(Excerpt from a dataset)
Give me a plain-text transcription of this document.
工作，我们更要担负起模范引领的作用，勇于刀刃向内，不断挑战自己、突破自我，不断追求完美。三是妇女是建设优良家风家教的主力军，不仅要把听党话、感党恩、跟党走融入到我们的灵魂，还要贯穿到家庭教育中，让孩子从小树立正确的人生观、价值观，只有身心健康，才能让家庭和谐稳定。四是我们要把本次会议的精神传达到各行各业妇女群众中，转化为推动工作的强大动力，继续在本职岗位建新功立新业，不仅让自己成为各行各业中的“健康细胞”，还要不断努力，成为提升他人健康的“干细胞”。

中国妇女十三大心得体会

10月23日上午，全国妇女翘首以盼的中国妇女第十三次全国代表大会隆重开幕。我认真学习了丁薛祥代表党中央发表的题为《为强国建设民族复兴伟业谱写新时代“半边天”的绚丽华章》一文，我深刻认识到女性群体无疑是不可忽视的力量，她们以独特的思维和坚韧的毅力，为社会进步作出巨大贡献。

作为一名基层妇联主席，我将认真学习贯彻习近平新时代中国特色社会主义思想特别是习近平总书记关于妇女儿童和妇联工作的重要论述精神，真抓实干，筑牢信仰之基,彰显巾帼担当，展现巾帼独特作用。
* * *
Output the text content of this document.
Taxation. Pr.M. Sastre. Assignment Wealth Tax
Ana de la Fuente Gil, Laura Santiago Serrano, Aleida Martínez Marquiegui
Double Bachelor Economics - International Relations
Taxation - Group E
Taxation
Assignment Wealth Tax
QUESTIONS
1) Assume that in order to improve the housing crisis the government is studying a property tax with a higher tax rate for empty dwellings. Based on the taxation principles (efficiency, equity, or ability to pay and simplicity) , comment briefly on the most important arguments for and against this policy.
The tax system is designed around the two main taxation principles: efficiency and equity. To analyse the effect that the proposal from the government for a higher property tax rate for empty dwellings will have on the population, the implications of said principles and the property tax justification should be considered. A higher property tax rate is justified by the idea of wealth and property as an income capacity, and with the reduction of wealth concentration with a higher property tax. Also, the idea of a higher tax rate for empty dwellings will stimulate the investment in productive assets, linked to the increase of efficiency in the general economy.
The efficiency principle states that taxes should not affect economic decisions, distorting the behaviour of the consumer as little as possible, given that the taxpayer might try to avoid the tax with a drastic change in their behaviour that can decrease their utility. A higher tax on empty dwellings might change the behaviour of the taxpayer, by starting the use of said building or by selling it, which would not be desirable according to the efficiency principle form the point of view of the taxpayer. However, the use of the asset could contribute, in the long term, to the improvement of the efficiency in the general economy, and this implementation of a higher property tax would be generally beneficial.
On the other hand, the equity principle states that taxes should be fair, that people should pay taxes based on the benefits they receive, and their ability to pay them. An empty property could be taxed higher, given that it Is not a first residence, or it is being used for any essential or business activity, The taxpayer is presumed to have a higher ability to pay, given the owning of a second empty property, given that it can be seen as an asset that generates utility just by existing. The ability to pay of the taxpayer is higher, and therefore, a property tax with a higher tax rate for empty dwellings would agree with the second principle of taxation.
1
==
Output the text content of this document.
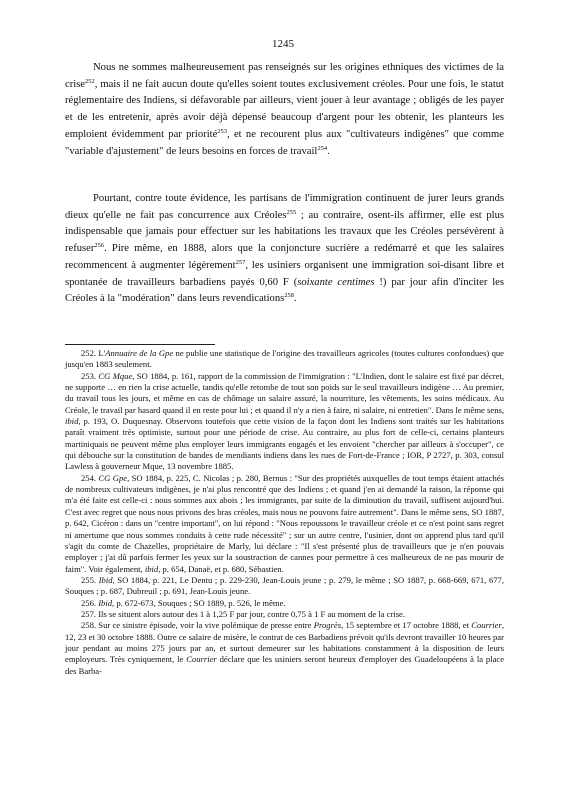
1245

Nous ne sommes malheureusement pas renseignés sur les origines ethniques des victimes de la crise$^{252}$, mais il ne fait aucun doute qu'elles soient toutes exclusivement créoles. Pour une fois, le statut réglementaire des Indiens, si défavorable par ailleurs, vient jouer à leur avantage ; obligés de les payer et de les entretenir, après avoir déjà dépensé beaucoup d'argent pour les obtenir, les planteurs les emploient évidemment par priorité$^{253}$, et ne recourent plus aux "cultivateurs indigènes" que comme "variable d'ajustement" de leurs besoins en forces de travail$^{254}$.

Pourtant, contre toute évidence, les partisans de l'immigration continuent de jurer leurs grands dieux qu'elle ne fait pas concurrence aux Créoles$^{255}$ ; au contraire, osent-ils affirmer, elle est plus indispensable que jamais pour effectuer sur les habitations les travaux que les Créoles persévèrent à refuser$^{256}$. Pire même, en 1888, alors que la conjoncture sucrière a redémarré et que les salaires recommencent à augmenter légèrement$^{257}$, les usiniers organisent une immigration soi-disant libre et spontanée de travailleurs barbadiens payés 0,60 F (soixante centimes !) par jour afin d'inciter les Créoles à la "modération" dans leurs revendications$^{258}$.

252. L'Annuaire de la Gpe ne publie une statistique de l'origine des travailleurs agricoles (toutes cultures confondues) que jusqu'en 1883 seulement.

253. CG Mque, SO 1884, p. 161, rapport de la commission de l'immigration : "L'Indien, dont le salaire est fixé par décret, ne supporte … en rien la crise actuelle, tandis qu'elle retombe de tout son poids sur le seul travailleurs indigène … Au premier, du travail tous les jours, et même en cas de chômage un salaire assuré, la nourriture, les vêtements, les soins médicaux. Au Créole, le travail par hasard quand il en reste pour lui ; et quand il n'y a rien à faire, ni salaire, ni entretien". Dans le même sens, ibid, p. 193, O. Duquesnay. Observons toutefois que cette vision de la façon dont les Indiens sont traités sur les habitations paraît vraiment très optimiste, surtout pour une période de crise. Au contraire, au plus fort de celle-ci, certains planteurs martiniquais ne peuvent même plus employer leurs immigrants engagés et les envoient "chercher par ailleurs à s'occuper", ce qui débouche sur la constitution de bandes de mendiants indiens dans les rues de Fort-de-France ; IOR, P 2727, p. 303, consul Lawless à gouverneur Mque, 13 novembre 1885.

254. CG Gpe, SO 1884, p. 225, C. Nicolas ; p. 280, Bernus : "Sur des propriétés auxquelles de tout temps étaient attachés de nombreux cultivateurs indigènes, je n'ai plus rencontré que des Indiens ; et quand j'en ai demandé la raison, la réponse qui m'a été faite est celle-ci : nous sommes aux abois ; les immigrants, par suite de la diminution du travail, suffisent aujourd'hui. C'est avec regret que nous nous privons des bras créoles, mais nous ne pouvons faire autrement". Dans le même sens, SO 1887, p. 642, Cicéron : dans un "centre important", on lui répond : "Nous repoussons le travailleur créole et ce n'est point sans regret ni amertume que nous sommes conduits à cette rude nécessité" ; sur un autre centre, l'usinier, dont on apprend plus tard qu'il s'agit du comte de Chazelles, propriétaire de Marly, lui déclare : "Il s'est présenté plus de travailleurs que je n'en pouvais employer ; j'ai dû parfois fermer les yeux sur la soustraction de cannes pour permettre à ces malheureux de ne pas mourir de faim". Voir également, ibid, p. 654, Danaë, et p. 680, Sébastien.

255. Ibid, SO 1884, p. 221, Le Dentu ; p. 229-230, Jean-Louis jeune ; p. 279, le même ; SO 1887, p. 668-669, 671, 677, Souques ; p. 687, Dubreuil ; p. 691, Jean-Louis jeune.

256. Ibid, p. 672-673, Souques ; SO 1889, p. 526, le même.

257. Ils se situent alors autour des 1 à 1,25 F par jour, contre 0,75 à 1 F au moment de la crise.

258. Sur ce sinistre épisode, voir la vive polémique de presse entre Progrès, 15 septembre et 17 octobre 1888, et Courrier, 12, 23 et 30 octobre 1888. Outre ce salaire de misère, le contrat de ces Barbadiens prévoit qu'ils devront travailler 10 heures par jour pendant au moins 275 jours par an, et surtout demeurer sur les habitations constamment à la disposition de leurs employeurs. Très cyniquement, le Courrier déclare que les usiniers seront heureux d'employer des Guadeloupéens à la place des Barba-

CHALLENGE – Show each line of the data that contains the string "important".

IN RESPONSE –
1) Assume that in order to improve the housing crisis the government is studying a property tax with a higher tax rate for empty dwellings. Based on the taxation principles (efficiency, equity, or ability to pay and simplicity) , comment briefly on the most important arguments for and against this policy.
254. CG Gpe, SO 1884, p. 225, C. Nicolas ; p. 280, Bernus : "Sur des propriétés auxquelles de tout temps étaient attachés de nombreux cultivateurs indigènes, je n'ai plus rencontré que des Indiens ; et quand j'en ai demandé la raison, la réponse qui m'a été faite est celle-ci : nous sommes aux abois ; les immigrants, par suite de la diminution du travail, suffisent aujourd'hui. C'est avec regret que nous nous privons des bras créoles, mais nous ne pouvons faire autrement". Dans le même sens, SO 1887, p. 642, Cicéron : dans un "centre important", on lui répond : "Nous repoussons le travailleur créole et ce n'est point sans regret ni amertume que nous sommes conduits à cette rude nécessité" ; sur un autre centre, l'usinier, dont on apprend plus tard qu'il s'agit du comte de Chazelles, propriétaire de Marly, lui déclare : "Il s'est présenté plus de travailleurs que je n'en pouvais employer ; j'ai dû parfois fermer les yeux sur la soustraction de cannes pour permettre à ces malheureux de ne pas mourir de faim". Voir également, ibid, p. 654, Danaë, et p. 680, Sébastien.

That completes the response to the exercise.